◆ GOAL ◆
Set the following entries down again exactly, line by line.

-------- LISTED RECORDS

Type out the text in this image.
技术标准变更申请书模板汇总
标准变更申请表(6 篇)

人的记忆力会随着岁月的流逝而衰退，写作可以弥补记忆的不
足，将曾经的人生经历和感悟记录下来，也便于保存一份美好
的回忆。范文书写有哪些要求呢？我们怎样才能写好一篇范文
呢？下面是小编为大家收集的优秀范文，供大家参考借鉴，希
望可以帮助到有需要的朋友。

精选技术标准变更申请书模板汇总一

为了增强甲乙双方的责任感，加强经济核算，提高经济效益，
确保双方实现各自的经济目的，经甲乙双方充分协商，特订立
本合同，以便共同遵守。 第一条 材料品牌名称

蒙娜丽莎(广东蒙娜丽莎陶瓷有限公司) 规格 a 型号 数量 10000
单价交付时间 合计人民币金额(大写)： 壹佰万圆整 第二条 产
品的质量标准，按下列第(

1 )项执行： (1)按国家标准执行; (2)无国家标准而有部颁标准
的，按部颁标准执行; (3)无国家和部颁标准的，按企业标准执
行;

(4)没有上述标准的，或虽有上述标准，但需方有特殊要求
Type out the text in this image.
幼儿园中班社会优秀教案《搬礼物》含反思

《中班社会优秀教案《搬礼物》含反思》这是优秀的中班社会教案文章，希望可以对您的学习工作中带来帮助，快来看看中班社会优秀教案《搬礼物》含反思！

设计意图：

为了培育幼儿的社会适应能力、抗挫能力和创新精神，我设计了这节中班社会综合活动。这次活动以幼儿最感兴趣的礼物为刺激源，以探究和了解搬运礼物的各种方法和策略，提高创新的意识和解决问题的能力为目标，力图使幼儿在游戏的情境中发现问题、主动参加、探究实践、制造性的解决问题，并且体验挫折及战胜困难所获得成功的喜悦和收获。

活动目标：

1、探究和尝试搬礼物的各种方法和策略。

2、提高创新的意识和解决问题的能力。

----------------

◆ EXPECTED ANSWER ◆
Type out the text in this image.
技术标准变更申请书模板汇总
标准变更申请表(6 篇)

人的记忆力会随着岁月的流逝而衰退，写作可以弥补记忆的不
足，将曾经的人生经历和感悟记录下来，也便于保存一份美好
的回忆。范文书写有哪些要求呢？我们怎样才能写好一篇范文
呢？下面是小编为大家收集的优秀范文，供大家参考借鉴，希
望可以帮助到有需要的朋友。

精选技术标准变更申请书模板汇总一

为了增强甲乙双方的责任感，加强经济核算，提高经济效益，
确保双方实现各自的经济目的，经甲乙双方充分协商，特订立
本合同，以便共同遵守。 第一条 材料品牌名称

蒙娜丽莎(广东蒙娜丽莎陶瓷有限公司) 规格 a 型号 数量 10000
单价交付时间 合计人民币金额(大写)： 壹佰万圆整 第二条 产
品的质量标准，按下列第(

1 )项执行： (1)按国家标准执行; (2)无国家标准而有部颁标准
的，按部颁标准执行; (3)无国家和部颁标准的，按企业标准执
行;

(4)没有上述标准的，或虽有上述标准，但需方有特殊要求
Type out the text in this image.
幼儿园中班社会优秀教案《搬礼物》含反思

《中班社会优秀教案《搬礼物》含反思》这是优秀的中班社会教案文章，希望可以对您的学习工作中带来帮助，快来看看中班社会优秀教案《搬礼物》含反思！

设计意图：

为了培育幼儿的社会适应能力、抗挫能力和创新精神，我设计了这节中班社会综合活动。这次活动以幼儿最感兴趣的礼物为刺激源，以探究和了解搬运礼物的各种方法和策略，提高创新的意识和解决问题的能力为目标，力图使幼儿在游戏的情境中发现问题、主动参加、探究实践、制造性的解决问题，并且体验挫折及战胜困难所获得成功的喜悦和收获。

活动目标：

1、探究和尝试搬礼物的各种方法和策略。

2、提高创新的意识和解决问题的能力。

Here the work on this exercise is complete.